=== Stated goal ===
Pick out the lines below with "JOINT" and list them.

=== Records for the exercise ===

====

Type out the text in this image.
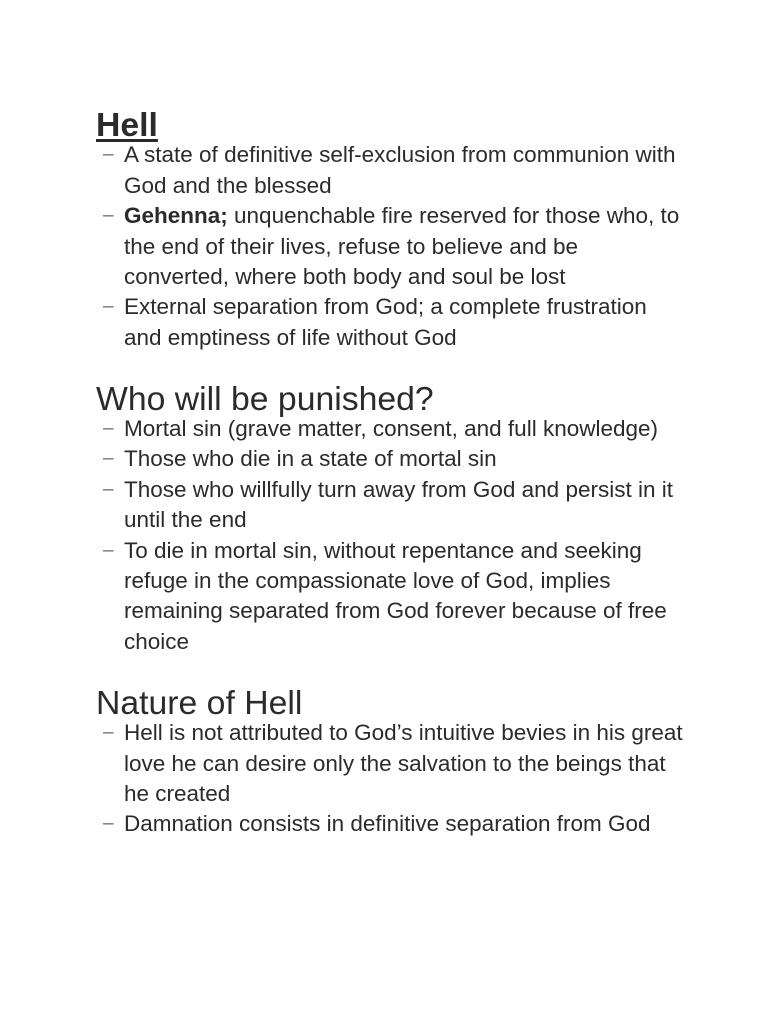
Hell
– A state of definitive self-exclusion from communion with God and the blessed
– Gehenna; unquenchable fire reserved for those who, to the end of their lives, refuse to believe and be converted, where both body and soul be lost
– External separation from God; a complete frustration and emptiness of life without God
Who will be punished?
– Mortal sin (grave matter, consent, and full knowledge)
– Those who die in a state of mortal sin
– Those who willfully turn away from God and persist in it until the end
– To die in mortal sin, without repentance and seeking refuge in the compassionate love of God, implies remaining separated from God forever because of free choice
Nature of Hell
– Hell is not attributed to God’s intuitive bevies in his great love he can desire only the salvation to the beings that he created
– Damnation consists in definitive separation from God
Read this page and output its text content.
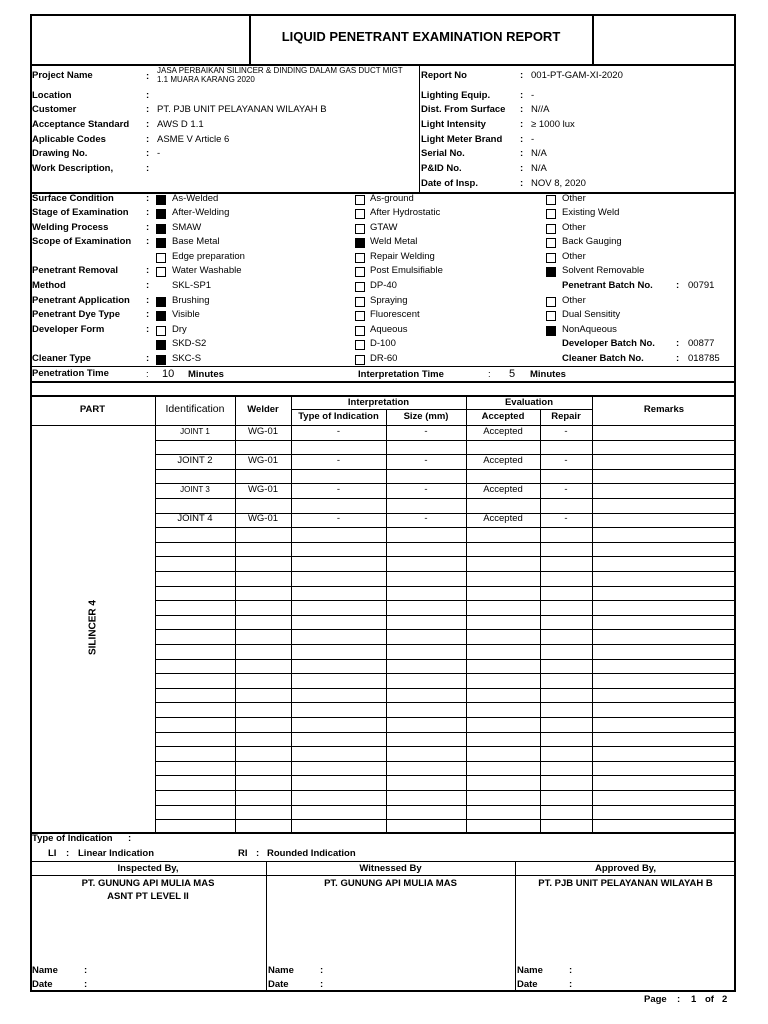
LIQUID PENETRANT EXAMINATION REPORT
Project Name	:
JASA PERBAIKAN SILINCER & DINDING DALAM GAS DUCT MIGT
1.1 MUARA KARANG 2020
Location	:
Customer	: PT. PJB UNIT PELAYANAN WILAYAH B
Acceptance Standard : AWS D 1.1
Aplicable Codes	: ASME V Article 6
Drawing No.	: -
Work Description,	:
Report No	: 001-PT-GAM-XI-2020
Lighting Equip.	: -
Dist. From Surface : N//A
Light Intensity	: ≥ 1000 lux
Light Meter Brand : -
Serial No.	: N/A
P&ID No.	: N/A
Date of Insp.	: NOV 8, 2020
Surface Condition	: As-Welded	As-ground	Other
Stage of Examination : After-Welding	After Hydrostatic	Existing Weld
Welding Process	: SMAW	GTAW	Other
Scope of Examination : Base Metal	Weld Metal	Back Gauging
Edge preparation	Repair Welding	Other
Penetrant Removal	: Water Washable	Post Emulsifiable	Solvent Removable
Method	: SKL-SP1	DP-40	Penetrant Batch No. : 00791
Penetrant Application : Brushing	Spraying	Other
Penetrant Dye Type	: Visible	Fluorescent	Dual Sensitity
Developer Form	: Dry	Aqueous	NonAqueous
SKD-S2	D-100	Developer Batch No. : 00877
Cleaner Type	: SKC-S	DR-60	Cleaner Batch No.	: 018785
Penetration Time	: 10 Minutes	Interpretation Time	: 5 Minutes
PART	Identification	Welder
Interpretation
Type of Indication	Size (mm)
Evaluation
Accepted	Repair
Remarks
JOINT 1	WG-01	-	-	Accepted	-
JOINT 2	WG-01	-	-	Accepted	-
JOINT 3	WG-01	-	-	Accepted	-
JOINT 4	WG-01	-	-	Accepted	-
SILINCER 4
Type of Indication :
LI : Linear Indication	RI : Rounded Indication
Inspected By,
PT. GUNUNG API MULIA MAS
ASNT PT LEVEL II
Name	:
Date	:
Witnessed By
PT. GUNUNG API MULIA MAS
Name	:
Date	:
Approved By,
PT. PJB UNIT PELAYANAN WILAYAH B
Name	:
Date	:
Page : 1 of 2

====

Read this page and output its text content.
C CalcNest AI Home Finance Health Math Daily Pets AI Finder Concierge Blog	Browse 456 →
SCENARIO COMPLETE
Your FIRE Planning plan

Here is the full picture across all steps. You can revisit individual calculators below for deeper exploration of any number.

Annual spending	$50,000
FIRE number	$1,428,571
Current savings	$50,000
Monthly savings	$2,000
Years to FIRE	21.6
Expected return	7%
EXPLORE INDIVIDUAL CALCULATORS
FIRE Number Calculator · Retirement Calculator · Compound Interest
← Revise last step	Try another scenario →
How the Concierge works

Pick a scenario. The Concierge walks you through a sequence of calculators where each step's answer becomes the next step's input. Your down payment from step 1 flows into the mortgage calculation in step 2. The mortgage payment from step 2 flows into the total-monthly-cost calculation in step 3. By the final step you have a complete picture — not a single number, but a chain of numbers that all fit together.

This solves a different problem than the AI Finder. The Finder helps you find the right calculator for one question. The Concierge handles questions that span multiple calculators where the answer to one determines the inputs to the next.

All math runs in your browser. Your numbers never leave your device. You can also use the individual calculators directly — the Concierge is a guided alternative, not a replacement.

====

=== Task solution ===
JOINT 1	WG-01	-	-	Accepted	-
JOINT 2	WG-01	-	-	Accepted	-
JOINT 3	WG-01	-	-	Accepted	-
JOINT 4	WG-01	-	-	Accepted	-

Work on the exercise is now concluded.